Supplied records:
--

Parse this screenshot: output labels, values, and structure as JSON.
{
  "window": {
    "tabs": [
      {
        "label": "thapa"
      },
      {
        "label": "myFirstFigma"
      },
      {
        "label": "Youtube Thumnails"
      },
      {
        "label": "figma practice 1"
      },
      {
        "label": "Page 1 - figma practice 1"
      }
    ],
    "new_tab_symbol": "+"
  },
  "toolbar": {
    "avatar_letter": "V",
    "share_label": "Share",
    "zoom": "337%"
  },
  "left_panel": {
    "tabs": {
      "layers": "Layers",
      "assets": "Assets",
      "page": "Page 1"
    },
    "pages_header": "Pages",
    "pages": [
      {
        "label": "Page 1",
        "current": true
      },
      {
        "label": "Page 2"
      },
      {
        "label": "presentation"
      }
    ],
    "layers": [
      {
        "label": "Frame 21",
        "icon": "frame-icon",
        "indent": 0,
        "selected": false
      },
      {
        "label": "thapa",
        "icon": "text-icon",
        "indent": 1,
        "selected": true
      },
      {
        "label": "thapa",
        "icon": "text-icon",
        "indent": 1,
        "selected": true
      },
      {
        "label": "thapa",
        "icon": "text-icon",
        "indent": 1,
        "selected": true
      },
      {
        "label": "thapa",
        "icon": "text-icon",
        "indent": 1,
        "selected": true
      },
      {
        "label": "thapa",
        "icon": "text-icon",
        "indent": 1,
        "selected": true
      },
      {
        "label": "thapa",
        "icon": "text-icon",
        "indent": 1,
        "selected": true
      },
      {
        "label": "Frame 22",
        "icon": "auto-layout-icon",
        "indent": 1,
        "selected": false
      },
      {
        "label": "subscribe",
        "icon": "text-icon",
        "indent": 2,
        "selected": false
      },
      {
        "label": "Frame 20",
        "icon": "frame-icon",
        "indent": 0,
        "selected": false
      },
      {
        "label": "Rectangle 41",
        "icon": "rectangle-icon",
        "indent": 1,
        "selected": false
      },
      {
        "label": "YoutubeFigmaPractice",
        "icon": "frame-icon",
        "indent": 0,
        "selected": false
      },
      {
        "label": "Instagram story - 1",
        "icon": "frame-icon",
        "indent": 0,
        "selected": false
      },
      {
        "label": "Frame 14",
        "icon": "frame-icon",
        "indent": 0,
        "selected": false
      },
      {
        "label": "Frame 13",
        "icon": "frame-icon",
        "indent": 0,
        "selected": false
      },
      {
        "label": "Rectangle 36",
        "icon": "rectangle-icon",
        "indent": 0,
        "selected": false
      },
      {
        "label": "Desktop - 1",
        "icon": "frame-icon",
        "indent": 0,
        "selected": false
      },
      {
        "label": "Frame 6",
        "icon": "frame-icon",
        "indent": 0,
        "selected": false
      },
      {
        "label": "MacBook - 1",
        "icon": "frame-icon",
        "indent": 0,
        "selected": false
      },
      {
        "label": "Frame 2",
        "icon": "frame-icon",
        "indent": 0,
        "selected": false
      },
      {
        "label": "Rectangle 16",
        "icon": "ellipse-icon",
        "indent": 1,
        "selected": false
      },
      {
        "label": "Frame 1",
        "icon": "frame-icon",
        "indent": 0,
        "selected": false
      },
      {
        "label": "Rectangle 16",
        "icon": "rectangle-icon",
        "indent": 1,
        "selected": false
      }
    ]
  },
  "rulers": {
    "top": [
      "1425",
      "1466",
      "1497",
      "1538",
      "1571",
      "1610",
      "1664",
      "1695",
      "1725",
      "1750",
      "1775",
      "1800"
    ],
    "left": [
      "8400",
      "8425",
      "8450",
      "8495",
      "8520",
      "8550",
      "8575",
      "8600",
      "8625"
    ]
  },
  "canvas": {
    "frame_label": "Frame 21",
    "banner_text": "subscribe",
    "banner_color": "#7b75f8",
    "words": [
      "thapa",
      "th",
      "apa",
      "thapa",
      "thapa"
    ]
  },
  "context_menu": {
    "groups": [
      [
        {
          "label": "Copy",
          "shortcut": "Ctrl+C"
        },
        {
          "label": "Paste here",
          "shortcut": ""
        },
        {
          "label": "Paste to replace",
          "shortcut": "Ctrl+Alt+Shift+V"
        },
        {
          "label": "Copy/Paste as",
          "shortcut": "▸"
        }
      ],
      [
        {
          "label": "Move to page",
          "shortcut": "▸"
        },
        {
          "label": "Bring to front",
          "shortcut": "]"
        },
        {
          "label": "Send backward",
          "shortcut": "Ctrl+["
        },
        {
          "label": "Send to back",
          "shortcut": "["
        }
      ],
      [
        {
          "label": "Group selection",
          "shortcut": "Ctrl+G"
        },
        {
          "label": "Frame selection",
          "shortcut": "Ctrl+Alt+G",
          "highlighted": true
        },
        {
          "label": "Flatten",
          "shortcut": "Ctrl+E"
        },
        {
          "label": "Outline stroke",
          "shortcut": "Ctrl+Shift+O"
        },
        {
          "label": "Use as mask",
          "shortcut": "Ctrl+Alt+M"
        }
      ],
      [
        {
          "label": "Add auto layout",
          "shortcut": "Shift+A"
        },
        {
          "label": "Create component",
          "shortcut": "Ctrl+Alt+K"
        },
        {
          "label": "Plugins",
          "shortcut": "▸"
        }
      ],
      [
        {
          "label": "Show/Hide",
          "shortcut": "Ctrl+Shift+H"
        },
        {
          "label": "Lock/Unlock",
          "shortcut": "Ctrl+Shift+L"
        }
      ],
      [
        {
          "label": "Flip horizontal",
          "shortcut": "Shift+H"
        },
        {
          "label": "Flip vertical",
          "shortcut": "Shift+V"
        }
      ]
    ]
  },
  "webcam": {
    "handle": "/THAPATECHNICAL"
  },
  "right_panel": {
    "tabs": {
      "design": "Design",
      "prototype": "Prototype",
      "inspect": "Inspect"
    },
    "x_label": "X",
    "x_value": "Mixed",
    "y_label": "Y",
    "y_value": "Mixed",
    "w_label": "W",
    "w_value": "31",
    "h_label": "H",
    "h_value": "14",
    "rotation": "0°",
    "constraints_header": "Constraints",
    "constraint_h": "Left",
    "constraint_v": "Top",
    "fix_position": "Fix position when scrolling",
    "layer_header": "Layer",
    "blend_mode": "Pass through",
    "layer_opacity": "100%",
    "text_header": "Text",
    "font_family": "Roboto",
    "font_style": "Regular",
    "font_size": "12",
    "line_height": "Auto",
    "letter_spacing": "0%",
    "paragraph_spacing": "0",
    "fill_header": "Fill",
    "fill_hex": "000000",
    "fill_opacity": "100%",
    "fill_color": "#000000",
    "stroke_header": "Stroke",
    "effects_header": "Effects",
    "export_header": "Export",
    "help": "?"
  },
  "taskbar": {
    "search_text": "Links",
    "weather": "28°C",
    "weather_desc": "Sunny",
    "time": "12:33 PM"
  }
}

--

Exercise aim: The entries above must be returned exactly.

Solved exercise:
Parse this screenshot: output labels, values, and structure as JSON.
{
  "window": {
    "tabs": [
      {
        "label": "thapa"
      },
      {
        "label": "myFirstFigma"
      },
      {
        "label": "Youtube Thumnails"
      },
      {
        "label": "figma practice 1"
      },
      {
        "label": "Page 1 - figma practice 1"
      }
    ],
    "new_tab_symbol": "+"
  },
  "toolbar": {
    "avatar_letter": "V",
    "share_label": "Share",
    "zoom": "337%"
  },
  "left_panel": {
    "tabs": {
      "layers": "Layers",
      "assets": "Assets",
      "page": "Page 1"
    },
    "pages_header": "Pages",
    "pages": [
      {
        "label": "Page 1",
        "current": true
      },
      {
        "label": "Page 2"
      },
      {
        "label": "presentation"
      }
    ],
    "layers": [
      {
        "label": "Frame 21",
        "icon": "frame-icon",
        "indent": 0,
        "selected": false
      },
      {
        "label": "thapa",
        "icon": "text-icon",
        "indent": 1,
        "selected": true
      },
      {
        "label": "thapa",
        "icon": "text-icon",
        "indent": 1,
        "selected": true
      },
      {
        "label": "thapa",
        "icon": "text-icon",
        "indent": 1,
        "selected": true
      },
      {
        "label": "thapa",
        "icon": "text-icon",
        "indent": 1,
        "selected": true
      },
      {
        "label": "thapa",
        "icon": "text-icon",
        "indent": 1,
        "selected": true
      },
      {
        "label": "thapa",
        "icon": "text-icon",
        "indent": 1,
        "selected": true
      },
      {
        "label": "Frame 22",
        "icon": "auto-layout-icon",
        "indent": 1,
        "selected": false
      },
      {
        "label": "subscribe",
        "icon": "text-icon",
        "indent": 2,
        "selected": false
      },
      {
        "label": "Frame 20",
        "icon": "frame-icon",
        "indent": 0,
        "selected": false
      },
      {
        "label": "Rectangle 41",
        "icon": "rectangle-icon",
        "indent": 1,
        "selected": false
      },
      {
        "label": "YoutubeFigmaPractice",
        "icon": "frame-icon",
        "indent": 0,
        "selected": false
      },
      {
        "label": "Instagram story - 1",
        "icon": "frame-icon",
        "indent": 0,
        "selected": false
      },
      {
        "label": "Frame 14",
        "icon": "frame-icon",
        "indent": 0,
        "selected": false
      },
      {
        "label": "Frame 13",
        "icon": "frame-icon",
        "indent": 0,
        "selected": false
      },
      {
        "label": "Rectangle 36",
        "icon": "rectangle-icon",
        "indent": 0,
        "selected": false
      },
      {
        "label": "Desktop - 1",
        "icon": "frame-icon",
        "indent": 0,
        "selected": false
      },
      {
        "label": "Frame 6",
        "icon": "frame-icon",
        "indent": 0,
        "selected": false
      },
      {
        "label": "MacBook - 1",
        "icon": "frame-icon",
        "indent": 0,
        "selected": false
      },
      {
        "label": "Frame 2",
        "icon": "frame-icon",
        "indent": 0,
        "selected": false
      },
      {
        "label": "Rectangle 16",
        "icon": "ellipse-icon",
        "indent": 1,
        "selected": false
      },
      {
        "label": "Frame 1",
        "icon": "frame-icon",
        "indent": 0,
        "selected": false
      },
      {
        "label": "Rectangle 16",
        "icon": "rectangle-icon",
        "indent": 1,
        "selected": false
      }
    ]
  },
  "rulers": {
    "top": [
      "1425",
      "1466",
      "1497",
      "1538",
      "1571",
      "1610",
      "1664",
      "1695",
      "1725",
      "1750",
      "1775",
      "1800"
    ],
    "left": [
      "8400",
      "8425",
      "8450",
      "8495",
      "8520",
      "8550",
      "8575",
      "8600",
      "8625"
    ]
  },
  "canvas": {
    "frame_label": "Frame 21",
    "banner_text": "subscribe",
    "banner_color": "#7b75f8",
    "words": [
      "thapa",
      "th",
      "apa",
      "thapa",
      "thapa"
    ]
  },
  "context_menu": {
    "groups": [
      [
        {
          "label": "Copy",
          "shortcut": "Ctrl+C"
        },
        {
          "label": "Paste here",
          "shortcut": ""
        },
        {
          "label": "Paste to replace",
          "shortcut": "Ctrl+Alt+Shift+V"
        },
        {
          "label": "Copy/Paste as",
          "shortcut": "▸"
        }
      ],
      [
        {
          "label": "Move to page",
          "shortcut": "▸"
        },
        {
          "label": "Bring to front",
          "shortcut": "]"
        },
        {
          "label": "Send backward",
          "shortcut": "Ctrl+["
        },
        {
          "label": "Send to back",
          "shortcut": "["
        }
      ],
      [
        {
          "label": "Group selection",
          "shortcut": "Ctrl+G"
        },
        {
          "label": "Frame selection",
          "shortcut": "Ctrl+Alt+G",
          "highlighted": true
        },
        {
          "label": "Flatten",
          "shortcut": "Ctrl+E"
        },
        {
          "label": "Outline stroke",
          "shortcut": "Ctrl+Shift+O"
        },
        {
          "label": "Use as mask",
          "shortcut": "Ctrl+Alt+M"
        }
      ],
      [
        {
          "label": "Add auto layout",
          "shortcut": "Shift+A"
        },
        {
          "label": "Create component",
          "shortcut": "Ctrl+Alt+K"
        },
        {
          "label": "Plugins",
          "shortcut": "▸"
        }
      ],
      [
        {
          "label": "Show/Hide",
          "shortcut": "Ctrl+Shift+H"
        },
        {
          "label": "Lock/Unlock",
          "shortcut": "Ctrl+Shift+L"
        }
      ],
      [
        {
          "label": "Flip horizontal",
          "shortcut": "Shift+H"
        },
        {
          "label": "Flip vertical",
          "shortcut": "Shift+V"
        }
      ]
    ]
  },
  "webcam": {
    "handle": "/THAPATECHNICAL"
  },
  "right_panel": {
    "tabs": {
      "design": "Design",
      "prototype": "Prototype",
      "inspect": "Inspect"
    },
    "x_label": "X",
    "x_value": "Mixed",
    "y_label": "Y",
    "y_value": "Mixed",
    "w_label": "W",
    "w_value": "31",
    "h_label": "H",
    "h_value": "14",
    "rotation": "0°",
    "constraints_header": "Constraints",
    "constraint_h": "Left",
    "constraint_v": "Top",
    "fix_position": "Fix position when scrolling",
    "layer_header": "Layer",
    "blend_mode": "Pass through",
    "layer_opacity": "100%",
    "text_header": "Text",
    "font_family": "Roboto",
    "font_style": "Regular",
    "font_size": "12",
    "line_height": "Auto",
    "letter_spacing": "0%",
    "paragraph_spacing": "0",
    "fill_header": "Fill",
    "fill_hex": "000000",
    "fill_opacity": "100%",
    "fill_color": "#000000",
    "stroke_header": "Stroke",
    "effects_header": "Effects",
    "export_header": "Export",
    "help": "?"
  },
  "taskbar": {
    "search_text": "Links",
    "weather": "28°C",
    "weather_desc": "Sunny",
    "time": "12:33 PM"
  }
}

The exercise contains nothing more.